--- AVAILABLE DATA ---
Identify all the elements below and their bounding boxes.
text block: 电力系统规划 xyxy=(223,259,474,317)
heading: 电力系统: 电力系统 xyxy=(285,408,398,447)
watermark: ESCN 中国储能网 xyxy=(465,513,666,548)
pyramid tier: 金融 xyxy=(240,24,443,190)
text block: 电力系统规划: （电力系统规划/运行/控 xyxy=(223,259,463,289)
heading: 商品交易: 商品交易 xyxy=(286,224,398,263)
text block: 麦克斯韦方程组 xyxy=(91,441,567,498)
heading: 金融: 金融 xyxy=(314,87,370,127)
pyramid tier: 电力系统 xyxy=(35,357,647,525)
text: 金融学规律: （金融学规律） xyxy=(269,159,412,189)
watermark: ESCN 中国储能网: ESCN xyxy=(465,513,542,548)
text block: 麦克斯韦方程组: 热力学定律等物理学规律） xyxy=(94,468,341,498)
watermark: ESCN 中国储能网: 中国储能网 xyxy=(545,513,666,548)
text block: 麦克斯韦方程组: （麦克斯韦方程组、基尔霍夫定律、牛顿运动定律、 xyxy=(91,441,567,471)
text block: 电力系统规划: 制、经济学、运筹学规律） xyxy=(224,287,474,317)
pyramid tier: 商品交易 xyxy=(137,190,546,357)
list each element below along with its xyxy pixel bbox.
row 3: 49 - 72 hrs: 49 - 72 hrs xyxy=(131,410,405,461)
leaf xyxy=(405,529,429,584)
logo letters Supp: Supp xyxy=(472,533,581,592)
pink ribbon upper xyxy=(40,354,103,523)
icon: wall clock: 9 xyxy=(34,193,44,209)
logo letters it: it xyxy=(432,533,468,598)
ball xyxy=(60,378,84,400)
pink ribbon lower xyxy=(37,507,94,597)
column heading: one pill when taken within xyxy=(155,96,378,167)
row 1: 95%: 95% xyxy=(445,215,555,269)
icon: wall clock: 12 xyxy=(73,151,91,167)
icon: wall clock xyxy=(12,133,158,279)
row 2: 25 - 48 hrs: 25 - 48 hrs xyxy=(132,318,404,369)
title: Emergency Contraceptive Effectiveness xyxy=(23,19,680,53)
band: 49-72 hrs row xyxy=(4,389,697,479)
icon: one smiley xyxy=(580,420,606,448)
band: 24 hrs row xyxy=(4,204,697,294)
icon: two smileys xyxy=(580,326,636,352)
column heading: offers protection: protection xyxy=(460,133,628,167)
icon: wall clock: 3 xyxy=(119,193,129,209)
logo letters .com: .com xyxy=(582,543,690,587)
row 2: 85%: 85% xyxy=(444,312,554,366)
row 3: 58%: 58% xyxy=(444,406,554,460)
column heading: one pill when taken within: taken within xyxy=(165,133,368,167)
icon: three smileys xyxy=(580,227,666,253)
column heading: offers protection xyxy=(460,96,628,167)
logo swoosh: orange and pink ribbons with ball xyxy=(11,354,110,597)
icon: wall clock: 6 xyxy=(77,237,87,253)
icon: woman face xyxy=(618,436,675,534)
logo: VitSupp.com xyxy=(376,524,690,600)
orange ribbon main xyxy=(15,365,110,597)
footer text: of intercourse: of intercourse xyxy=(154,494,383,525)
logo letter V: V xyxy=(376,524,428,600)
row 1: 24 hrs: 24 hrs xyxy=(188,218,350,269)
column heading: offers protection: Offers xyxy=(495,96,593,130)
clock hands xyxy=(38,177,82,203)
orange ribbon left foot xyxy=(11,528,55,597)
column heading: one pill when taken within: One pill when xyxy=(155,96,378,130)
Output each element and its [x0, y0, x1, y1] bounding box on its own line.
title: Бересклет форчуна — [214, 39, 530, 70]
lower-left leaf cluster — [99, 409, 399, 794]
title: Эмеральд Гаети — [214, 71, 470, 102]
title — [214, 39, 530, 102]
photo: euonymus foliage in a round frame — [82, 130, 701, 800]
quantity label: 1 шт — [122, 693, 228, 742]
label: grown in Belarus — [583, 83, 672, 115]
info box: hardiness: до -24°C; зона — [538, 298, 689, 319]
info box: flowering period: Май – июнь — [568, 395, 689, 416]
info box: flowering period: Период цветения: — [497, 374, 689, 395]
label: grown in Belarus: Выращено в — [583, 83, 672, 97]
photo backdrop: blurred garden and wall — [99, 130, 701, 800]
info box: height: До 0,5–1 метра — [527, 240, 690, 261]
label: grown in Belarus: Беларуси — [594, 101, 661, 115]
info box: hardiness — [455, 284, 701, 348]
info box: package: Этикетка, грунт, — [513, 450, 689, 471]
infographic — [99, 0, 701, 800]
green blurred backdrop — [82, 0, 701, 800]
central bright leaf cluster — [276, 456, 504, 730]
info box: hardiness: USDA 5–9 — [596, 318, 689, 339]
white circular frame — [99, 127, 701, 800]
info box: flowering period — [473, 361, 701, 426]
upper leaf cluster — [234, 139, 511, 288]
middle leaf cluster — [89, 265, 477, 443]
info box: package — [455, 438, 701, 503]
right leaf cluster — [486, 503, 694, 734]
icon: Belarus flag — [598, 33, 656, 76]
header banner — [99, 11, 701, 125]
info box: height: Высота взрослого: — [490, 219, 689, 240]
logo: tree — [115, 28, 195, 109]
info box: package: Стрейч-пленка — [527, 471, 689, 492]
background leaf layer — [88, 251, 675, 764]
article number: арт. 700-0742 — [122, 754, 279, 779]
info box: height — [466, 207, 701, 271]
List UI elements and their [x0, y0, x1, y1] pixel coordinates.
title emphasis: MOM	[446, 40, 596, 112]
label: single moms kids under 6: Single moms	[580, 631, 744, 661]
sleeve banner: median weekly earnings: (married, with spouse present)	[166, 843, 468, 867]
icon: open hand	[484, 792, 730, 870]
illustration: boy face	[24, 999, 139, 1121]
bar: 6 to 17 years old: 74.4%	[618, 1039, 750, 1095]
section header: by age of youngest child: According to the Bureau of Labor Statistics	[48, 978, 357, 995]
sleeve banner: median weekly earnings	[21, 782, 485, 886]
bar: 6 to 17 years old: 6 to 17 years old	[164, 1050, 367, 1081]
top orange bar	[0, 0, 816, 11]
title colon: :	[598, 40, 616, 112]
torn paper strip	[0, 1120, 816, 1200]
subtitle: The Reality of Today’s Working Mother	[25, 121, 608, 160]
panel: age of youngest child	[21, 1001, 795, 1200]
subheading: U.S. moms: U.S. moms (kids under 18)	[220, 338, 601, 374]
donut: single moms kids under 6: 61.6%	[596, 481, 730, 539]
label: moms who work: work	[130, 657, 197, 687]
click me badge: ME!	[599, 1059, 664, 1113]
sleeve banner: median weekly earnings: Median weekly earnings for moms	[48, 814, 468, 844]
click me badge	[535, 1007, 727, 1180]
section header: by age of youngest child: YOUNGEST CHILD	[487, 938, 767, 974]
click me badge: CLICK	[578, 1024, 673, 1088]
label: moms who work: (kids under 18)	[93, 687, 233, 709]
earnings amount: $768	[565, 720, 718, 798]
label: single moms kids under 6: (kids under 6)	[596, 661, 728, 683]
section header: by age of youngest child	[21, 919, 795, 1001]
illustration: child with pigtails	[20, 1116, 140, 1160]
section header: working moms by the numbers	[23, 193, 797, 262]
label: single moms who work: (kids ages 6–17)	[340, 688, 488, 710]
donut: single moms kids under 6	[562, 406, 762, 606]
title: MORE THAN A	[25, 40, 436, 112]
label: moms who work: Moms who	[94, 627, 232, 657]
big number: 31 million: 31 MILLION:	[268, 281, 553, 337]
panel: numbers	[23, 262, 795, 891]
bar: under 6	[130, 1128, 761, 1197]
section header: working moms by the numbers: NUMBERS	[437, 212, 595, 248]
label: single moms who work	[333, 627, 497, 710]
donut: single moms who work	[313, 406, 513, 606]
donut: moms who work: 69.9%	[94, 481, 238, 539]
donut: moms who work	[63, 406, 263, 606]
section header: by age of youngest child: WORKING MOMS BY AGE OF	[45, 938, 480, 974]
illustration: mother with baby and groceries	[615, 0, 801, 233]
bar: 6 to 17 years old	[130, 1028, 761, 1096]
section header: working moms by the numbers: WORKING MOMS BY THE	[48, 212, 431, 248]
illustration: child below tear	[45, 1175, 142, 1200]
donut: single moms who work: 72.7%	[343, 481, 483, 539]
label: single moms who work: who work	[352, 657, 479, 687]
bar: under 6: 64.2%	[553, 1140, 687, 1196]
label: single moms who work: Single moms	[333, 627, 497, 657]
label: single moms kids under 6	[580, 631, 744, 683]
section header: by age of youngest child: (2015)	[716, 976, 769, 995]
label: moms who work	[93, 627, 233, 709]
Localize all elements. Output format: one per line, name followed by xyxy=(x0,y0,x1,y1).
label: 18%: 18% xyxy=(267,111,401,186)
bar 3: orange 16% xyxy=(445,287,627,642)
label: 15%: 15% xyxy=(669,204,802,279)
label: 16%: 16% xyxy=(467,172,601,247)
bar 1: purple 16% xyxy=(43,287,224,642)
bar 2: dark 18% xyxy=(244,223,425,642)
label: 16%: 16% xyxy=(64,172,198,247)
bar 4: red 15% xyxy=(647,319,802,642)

--- WHAT TO PRODUCE ---
Copy the records above exactly, starting at their first line and ending at the line that contains "column heading: one pill when taken within xyxy=(155,96,378,167)", with both of those lines included.

--- SOLUTION TO THE PROBLEM ---
Identify all the elements below and their bounding boxes.
text block: 电力系统规划 xyxy=(223,259,474,317)
heading: 电力系统: 电力系统 xyxy=(285,408,398,447)
watermark: ESCN 中国储能网 xyxy=(465,513,666,548)
pyramid tier: 金融 xyxy=(240,24,443,190)
text block: 电力系统规划: （电力系统规划/运行/控 xyxy=(223,259,463,289)
heading: 商品交易: 商品交易 xyxy=(286,224,398,263)
text block: 麦克斯韦方程组 xyxy=(91,441,567,498)
heading: 金融: 金融 xyxy=(314,87,370,127)
pyramid tier: 电力系统 xyxy=(35,357,647,525)
text: 金融学规律: （金融学规律） xyxy=(269,159,412,189)
watermark: ESCN 中国储能网: ESCN xyxy=(465,513,542,548)
text block: 麦克斯韦方程组: 热力学定律等物理学规律） xyxy=(94,468,341,498)
watermark: ESCN 中国储能网: 中国储能网 xyxy=(545,513,666,548)
text block: 麦克斯韦方程组: （麦克斯韦方程组、基尔霍夫定律、牛顿运动定律、 xyxy=(91,441,567,471)
text block: 电力系统规划: 制、经济学、运筹学规律） xyxy=(224,287,474,317)
pyramid tier: 商品交易 xyxy=(137,190,546,357)
list each element below along with its xyxy pixel bbox.
row 3: 49 - 72 hrs: 49 - 72 hrs xyxy=(131,410,405,461)
leaf xyxy=(405,529,429,584)
logo letters Supp: Supp xyxy=(472,533,581,592)
pink ribbon upper xyxy=(40,354,103,523)
icon: wall clock: 9 xyxy=(34,193,44,209)
logo letters it: it xyxy=(432,533,468,598)
ball xyxy=(60,378,84,400)
pink ribbon lower xyxy=(37,507,94,597)
column heading: one pill when taken within xyxy=(155,96,378,167)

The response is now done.